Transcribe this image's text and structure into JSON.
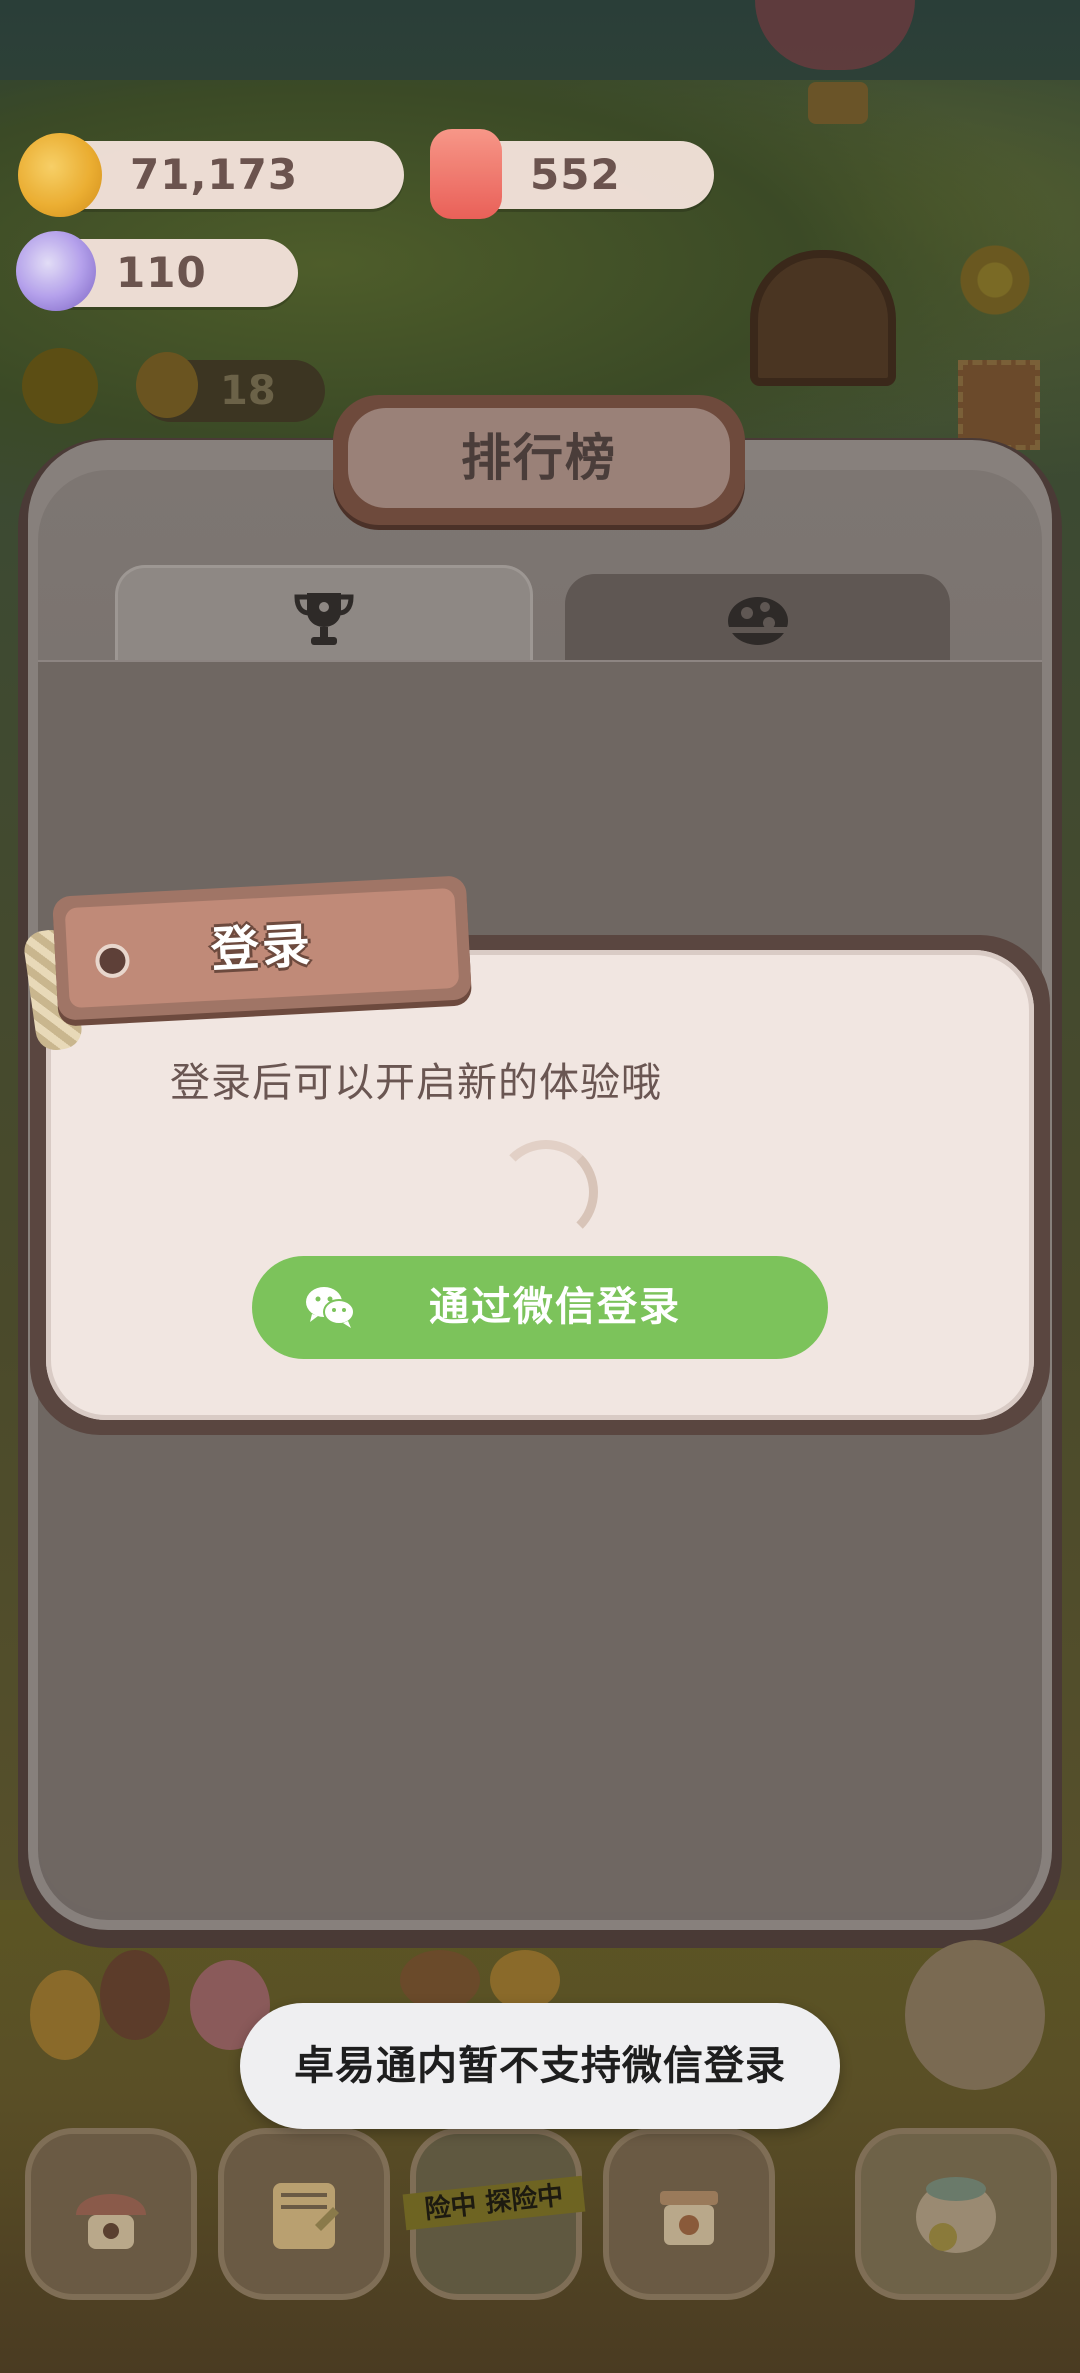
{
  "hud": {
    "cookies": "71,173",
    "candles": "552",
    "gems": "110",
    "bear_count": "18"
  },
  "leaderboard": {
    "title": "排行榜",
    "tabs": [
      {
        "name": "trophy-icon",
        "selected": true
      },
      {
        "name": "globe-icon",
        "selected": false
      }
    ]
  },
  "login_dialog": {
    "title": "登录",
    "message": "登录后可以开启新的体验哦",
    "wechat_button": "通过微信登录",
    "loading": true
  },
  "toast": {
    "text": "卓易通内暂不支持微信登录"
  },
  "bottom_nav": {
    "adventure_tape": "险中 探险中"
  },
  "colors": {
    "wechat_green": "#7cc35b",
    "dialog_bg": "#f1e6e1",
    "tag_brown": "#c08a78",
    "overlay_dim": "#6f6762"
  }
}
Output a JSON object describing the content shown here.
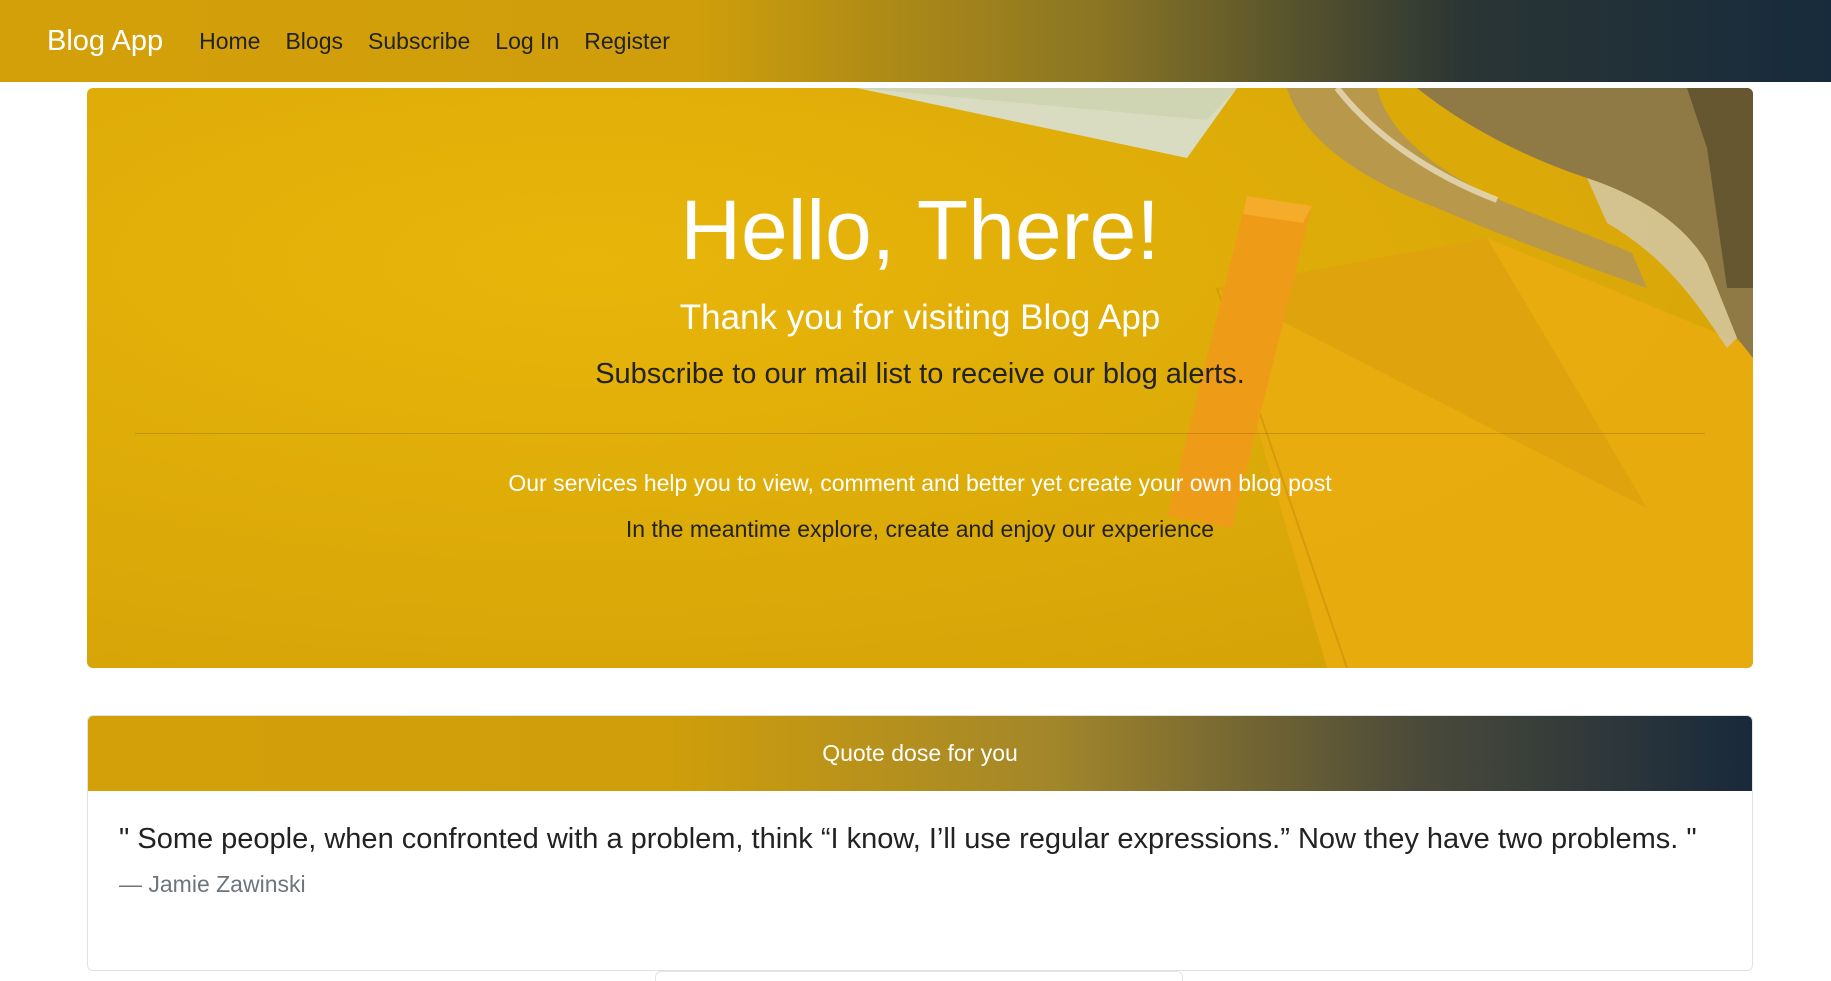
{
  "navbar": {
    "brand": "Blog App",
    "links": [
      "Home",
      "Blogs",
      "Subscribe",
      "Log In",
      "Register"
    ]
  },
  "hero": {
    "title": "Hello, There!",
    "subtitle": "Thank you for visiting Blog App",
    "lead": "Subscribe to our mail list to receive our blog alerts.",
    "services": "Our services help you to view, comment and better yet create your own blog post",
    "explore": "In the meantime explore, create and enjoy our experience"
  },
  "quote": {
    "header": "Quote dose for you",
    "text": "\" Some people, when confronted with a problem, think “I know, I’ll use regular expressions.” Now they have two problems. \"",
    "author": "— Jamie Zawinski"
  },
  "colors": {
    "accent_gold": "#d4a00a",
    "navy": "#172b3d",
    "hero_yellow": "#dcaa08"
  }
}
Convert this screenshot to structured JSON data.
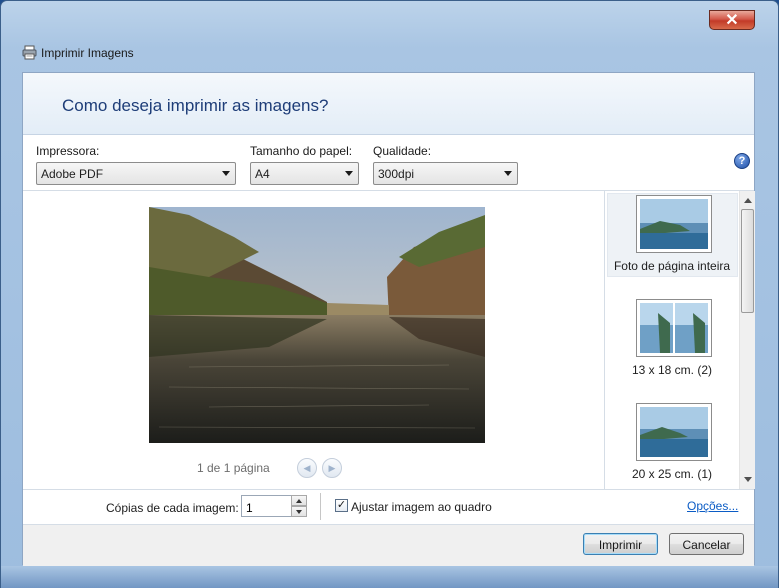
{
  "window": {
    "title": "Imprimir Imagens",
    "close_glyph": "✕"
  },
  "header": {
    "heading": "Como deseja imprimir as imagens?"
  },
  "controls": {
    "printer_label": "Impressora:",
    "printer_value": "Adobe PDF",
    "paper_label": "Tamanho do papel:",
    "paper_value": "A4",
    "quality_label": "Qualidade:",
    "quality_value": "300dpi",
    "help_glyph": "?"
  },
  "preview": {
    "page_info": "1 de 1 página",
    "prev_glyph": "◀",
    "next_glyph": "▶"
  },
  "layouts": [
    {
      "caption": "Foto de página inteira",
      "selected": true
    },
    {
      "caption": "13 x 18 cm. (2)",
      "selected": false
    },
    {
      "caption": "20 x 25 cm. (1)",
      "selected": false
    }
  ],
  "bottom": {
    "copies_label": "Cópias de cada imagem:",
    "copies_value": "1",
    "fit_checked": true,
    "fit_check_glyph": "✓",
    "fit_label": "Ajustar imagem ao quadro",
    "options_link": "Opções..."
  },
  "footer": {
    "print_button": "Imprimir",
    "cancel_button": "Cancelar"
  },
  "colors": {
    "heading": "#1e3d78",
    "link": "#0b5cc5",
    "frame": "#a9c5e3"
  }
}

◆ PROBLEM TO SOLVE ◆
Transcribe all the records above word for word, without their images.

◆ ANSWER TO THE TASK ◆
Transcribe this image's text and structure into JSON.
{
  "hud": {
    "cookies": "71,173",
    "candles": "552",
    "gems": "110",
    "bear_count": "18"
  },
  "leaderboard": {
    "title": "排行榜",
    "tabs": [
      {
        "name": "trophy-icon",
        "selected": true
      },
      {
        "name": "globe-icon",
        "selected": false
      }
    ]
  },
  "login_dialog": {
    "title": "登录",
    "message": "登录后可以开启新的体验哦",
    "wechat_button": "通过微信登录",
    "loading": true
  },
  "toast": {
    "text": "卓易通内暂不支持微信登录"
  },
  "bottom_nav": {
    "adventure_tape": "险中 探险中"
  },
  "colors": {
    "wechat_green": "#7cc35b",
    "dialog_bg": "#f1e6e1",
    "tag_brown": "#c08a78",
    "overlay_dim": "#6f6762"
  }
}
Output a JSON object describing the content shown here.
{
  "navbar": {
    "brand": "Blog App",
    "links": [
      "Home",
      "Blogs",
      "Subscribe",
      "Log In",
      "Register"
    ]
  },
  "hero": {
    "title": "Hello, There!",
    "subtitle": "Thank you for visiting Blog App",
    "lead": "Subscribe to our mail list to receive our blog alerts.",
    "services": "Our services help you to view, comment and better yet create your own blog post",
    "explore": "In the meantime explore, create and enjoy our experience"
  },
  "quote": {
    "header": "Quote dose for you",
    "text": "\" Some people, when confronted with a problem, think “I know, I’ll use regular expressions.” Now they have two problems. \"",
    "author": "— Jamie Zawinski"
  },
  "colors": {
    "accent_gold": "#d4a00a",
    "navy": "#172b3d",
    "hero_yellow": "#dcaa08"
  }
}
Convert this screenshot to structured JSON data.
{
  "window": {
    "title": "Imprimir Imagens",
    "close_glyph": "✕"
  },
  "header": {
    "heading": "Como deseja imprimir as imagens?"
  },
  "controls": {
    "printer_label": "Impressora:",
    "printer_value": "Adobe PDF",
    "paper_label": "Tamanho do papel:",
    "paper_value": "A4",
    "quality_label": "Qualidade:",
    "quality_value": "300dpi",
    "help_glyph": "?"
  },
  "preview": {
    "page_info": "1 de 1 página",
    "prev_glyph": "◀",
    "next_glyph": "▶"
  },
  "layouts": [
    {
      "caption": "Foto de página inteira",
      "selected": true
    },
    {
      "caption": "13 x 18 cm. (2)",
      "selected": false
    },
    {
      "caption": "20 x 25 cm. (1)",
      "selected": false
    }
  ],
  "bottom": {
    "copies_label": "Cópias de cada imagem:",
    "copies_value": "1",
    "fit_checked": true,
    "fit_check_glyph": "✓",
    "fit_label": "Ajustar imagem ao quadro",
    "options_link": "Opções..."
  },
  "footer": {
    "print_button": "Imprimir",
    "cancel_button": "Cancelar"
  },
  "colors": {
    "heading": "#1e3d78",
    "link": "#0b5cc5",
    "frame": "#a9c5e3"
  }
}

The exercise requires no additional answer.